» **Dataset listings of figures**
►

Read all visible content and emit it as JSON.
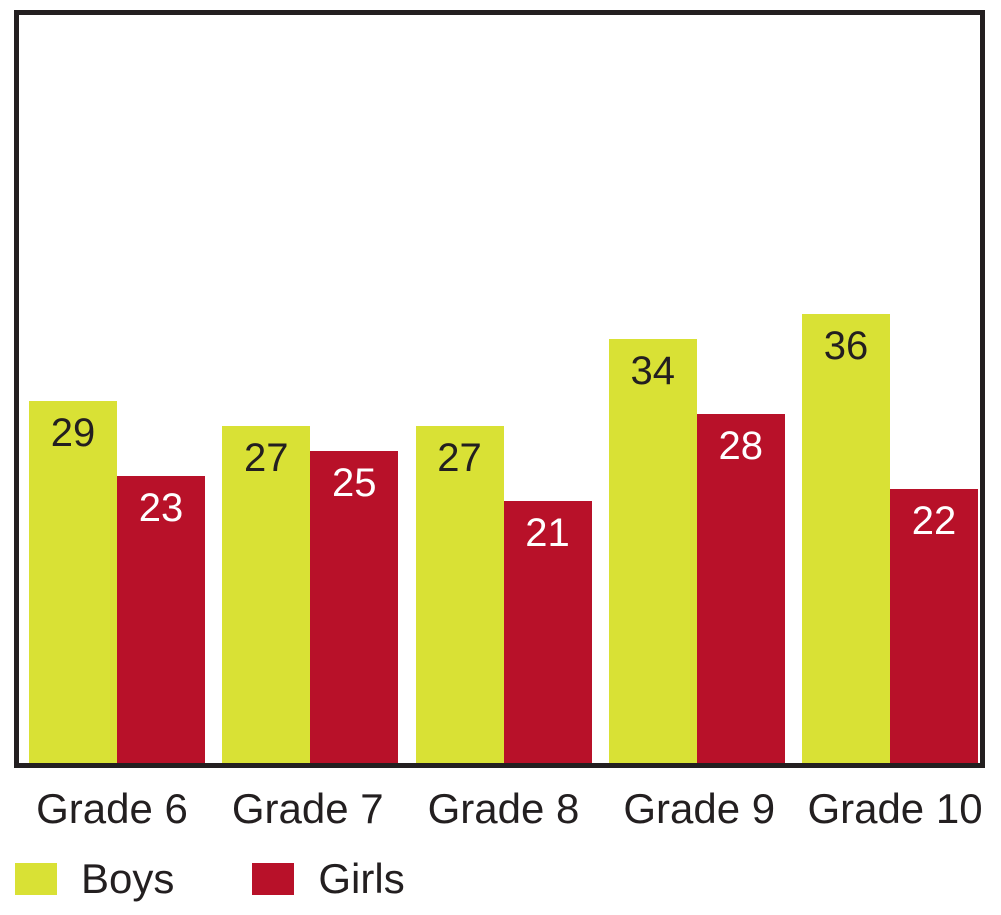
{
  "chart_data": {
    "type": "bar",
    "categories": [
      "Grade 6",
      "Grade 7",
      "Grade 8",
      "Grade 9",
      "Grade 10"
    ],
    "series": [
      {
        "name": "Boys",
        "color": "#d9e135",
        "label_color": "#231f20",
        "values": [
          29,
          27,
          27,
          34,
          36
        ]
      },
      {
        "name": "Girls",
        "color": "#b81129",
        "label_color": "#ffffff",
        "values": [
          23,
          25,
          21,
          28,
          22
        ]
      }
    ],
    "title": "",
    "xlabel": "",
    "ylabel": "",
    "ylim": [
      0,
      60
    ],
    "grid": false,
    "axis_ticks_visible": false,
    "value_labels": "inside-top",
    "legend_position": "bottom-left",
    "plot_border_color": "#231f20",
    "background_color": "#ffffff"
  },
  "legend": {
    "items": [
      {
        "label": "Boys",
        "color": "#d9e135"
      },
      {
        "label": "Girls",
        "color": "#b81129"
      }
    ]
  }
}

◄

» **Exercise task**
None of the pictures should appear; repeat the records exactly otherwise.

» **Solution to this problem**
Read all visible content and emit it as JSON.
{
  "chart_data": {
    "type": "bar",
    "categories": [
      "Grade 6",
      "Grade 7",
      "Grade 8",
      "Grade 9",
      "Grade 10"
    ],
    "series": [
      {
        "name": "Boys",
        "color": "#d9e135",
        "label_color": "#231f20",
        "values": [
          29,
          27,
          27,
          34,
          36
        ]
      },
      {
        "name": "Girls",
        "color": "#b81129",
        "label_color": "#ffffff",
        "values": [
          23,
          25,
          21,
          28,
          22
        ]
      }
    ],
    "title": "",
    "xlabel": "",
    "ylabel": "",
    "ylim": [
      0,
      60
    ],
    "grid": false,
    "axis_ticks_visible": false,
    "value_labels": "inside-top",
    "legend_position": "bottom-left",
    "plot_border_color": "#231f20",
    "background_color": "#ffffff"
  },
  "legend": {
    "items": [
      {
        "label": "Boys",
        "color": "#d9e135"
      },
      {
        "label": "Girls",
        "color": "#b81129"
      }
    ]
  }
}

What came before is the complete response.